GIVEN DATA:
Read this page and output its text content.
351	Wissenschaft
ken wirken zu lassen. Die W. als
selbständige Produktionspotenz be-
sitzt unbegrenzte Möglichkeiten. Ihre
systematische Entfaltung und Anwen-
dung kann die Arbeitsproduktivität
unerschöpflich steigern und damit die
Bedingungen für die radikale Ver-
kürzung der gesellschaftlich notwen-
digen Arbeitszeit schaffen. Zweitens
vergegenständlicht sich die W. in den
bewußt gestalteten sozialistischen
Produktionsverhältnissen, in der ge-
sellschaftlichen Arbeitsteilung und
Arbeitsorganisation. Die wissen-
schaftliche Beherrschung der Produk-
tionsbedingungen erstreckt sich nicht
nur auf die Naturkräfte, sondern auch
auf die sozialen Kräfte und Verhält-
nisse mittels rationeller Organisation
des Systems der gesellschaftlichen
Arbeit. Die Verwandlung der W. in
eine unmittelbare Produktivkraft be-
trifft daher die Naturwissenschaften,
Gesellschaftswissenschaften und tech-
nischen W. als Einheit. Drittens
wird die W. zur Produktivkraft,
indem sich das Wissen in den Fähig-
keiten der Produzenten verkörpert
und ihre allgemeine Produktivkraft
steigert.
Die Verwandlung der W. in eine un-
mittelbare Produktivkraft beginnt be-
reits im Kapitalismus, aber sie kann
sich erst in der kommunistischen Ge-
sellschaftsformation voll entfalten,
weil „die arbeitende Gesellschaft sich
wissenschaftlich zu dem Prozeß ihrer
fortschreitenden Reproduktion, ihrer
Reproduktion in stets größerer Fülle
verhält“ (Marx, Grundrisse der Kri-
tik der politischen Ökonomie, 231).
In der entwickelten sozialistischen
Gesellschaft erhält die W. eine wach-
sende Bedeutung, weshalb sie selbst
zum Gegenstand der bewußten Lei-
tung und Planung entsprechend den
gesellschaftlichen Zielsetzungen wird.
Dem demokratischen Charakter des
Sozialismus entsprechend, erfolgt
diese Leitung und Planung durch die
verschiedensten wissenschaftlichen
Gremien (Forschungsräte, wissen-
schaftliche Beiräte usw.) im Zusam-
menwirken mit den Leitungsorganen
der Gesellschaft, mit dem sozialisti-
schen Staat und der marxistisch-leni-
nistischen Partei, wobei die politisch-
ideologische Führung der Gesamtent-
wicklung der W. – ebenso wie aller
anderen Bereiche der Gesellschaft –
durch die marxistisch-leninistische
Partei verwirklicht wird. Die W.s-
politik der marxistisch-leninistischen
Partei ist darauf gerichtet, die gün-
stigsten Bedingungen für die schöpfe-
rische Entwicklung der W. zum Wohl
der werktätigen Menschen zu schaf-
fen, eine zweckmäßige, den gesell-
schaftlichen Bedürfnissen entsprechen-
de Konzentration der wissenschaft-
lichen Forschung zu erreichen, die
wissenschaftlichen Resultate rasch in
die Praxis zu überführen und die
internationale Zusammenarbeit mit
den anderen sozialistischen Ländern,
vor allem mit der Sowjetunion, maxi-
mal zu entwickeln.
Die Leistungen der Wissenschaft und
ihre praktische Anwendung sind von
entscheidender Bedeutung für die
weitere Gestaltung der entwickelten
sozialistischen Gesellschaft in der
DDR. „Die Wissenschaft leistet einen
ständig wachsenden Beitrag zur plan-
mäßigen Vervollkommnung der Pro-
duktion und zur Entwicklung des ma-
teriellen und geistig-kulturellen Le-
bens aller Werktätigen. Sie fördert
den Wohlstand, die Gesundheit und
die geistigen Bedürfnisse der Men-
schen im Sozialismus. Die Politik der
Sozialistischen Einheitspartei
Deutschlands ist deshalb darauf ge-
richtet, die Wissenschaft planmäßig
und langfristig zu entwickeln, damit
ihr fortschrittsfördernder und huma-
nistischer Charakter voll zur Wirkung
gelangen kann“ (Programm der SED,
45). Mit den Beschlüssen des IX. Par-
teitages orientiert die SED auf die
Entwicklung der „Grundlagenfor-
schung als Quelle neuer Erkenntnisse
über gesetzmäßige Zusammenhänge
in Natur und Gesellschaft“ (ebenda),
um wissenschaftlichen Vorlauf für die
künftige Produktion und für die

WHAT IS REQUIRED: Without changing a word, restate the whole listing.

SOLUTION TO THIS PROBLEM:
Read this page and output its text content.
351	Wissenschaft
ken wirken zu lassen. Die W. als
selbständige Produktionspotenz be-
sitzt unbegrenzte Möglichkeiten. Ihre
systematische Entfaltung und Anwen-
dung kann die Arbeitsproduktivität
unerschöpflich steigern und damit die
Bedingungen für die radikale Ver-
kürzung der gesellschaftlich notwen-
digen Arbeitszeit schaffen. Zweitens
vergegenständlicht sich die W. in den
bewußt gestalteten sozialistischen
Produktionsverhältnissen, in der ge-
sellschaftlichen Arbeitsteilung und
Arbeitsorganisation. Die wissen-
schaftliche Beherrschung der Produk-
tionsbedingungen erstreckt sich nicht
nur auf die Naturkräfte, sondern auch
auf die sozialen Kräfte und Verhält-
nisse mittels rationeller Organisation
des Systems der gesellschaftlichen
Arbeit. Die Verwandlung der W. in
eine unmittelbare Produktivkraft be-
trifft daher die Naturwissenschaften,
Gesellschaftswissenschaften und tech-
nischen W. als Einheit. Drittens
wird die W. zur Produktivkraft,
indem sich das Wissen in den Fähig-
keiten der Produzenten verkörpert
und ihre allgemeine Produktivkraft
steigert.
Die Verwandlung der W. in eine un-
mittelbare Produktivkraft beginnt be-
reits im Kapitalismus, aber sie kann
sich erst in der kommunistischen Ge-
sellschaftsformation voll entfalten,
weil „die arbeitende Gesellschaft sich
wissenschaftlich zu dem Prozeß ihrer
fortschreitenden Reproduktion, ihrer
Reproduktion in stets größerer Fülle
verhält“ (Marx, Grundrisse der Kri-
tik der politischen Ökonomie, 231).
In der entwickelten sozialistischen
Gesellschaft erhält die W. eine wach-
sende Bedeutung, weshalb sie selbst
zum Gegenstand der bewußten Lei-
tung und Planung entsprechend den
gesellschaftlichen Zielsetzungen wird.
Dem demokratischen Charakter des
Sozialismus entsprechend, erfolgt
diese Leitung und Planung durch die
verschiedensten wissenschaftlichen
Gremien (Forschungsräte, wissen-
schaftliche Beiräte usw.) im Zusam-
menwirken mit den Leitungsorganen
der Gesellschaft, mit dem sozialisti-
schen Staat und der marxistisch-leni-
nistischen Partei, wobei die politisch-
ideologische Führung der Gesamtent-
wicklung der W. – ebenso wie aller
anderen Bereiche der Gesellschaft –
durch die marxistisch-leninistische
Partei verwirklicht wird. Die W.s-
politik der marxistisch-leninistischen
Partei ist darauf gerichtet, die gün-
stigsten Bedingungen für die schöpfe-
rische Entwicklung der W. zum Wohl
der werktätigen Menschen zu schaf-
fen, eine zweckmäßige, den gesell-
schaftlichen Bedürfnissen entsprechen-
de Konzentration der wissenschaft-
lichen Forschung zu erreichen, die
wissenschaftlichen Resultate rasch in
die Praxis zu überführen und die
internationale Zusammenarbeit mit
den anderen sozialistischen Ländern,
vor allem mit der Sowjetunion, maxi-
mal zu entwickeln.
Die Leistungen der Wissenschaft und
ihre praktische Anwendung sind von
entscheidender Bedeutung für die
weitere Gestaltung der entwickelten
sozialistischen Gesellschaft in der
DDR. „Die Wissenschaft leistet einen
ständig wachsenden Beitrag zur plan-
mäßigen Vervollkommnung der Pro-
duktion und zur Entwicklung des ma-
teriellen und geistig-kulturellen Le-
bens aller Werktätigen. Sie fördert
den Wohlstand, die Gesundheit und
die geistigen Bedürfnisse der Men-
schen im Sozialismus. Die Politik der
Sozialistischen Einheitspartei
Deutschlands ist deshalb darauf ge-
richtet, die Wissenschaft planmäßig
und langfristig zu entwickeln, damit
ihr fortschrittsfördernder und huma-
nistischer Charakter voll zur Wirkung
gelangen kann“ (Programm der SED,
45). Mit den Beschlüssen des IX. Par-
teitages orientiert die SED auf die
Entwicklung der „Grundlagenfor-
schung als Quelle neuer Erkenntnisse
über gesetzmäßige Zusammenhänge
in Natur und Gesellschaft“ (ebenda),
um wissenschaftlichen Vorlauf für die
künftige Produktion und für die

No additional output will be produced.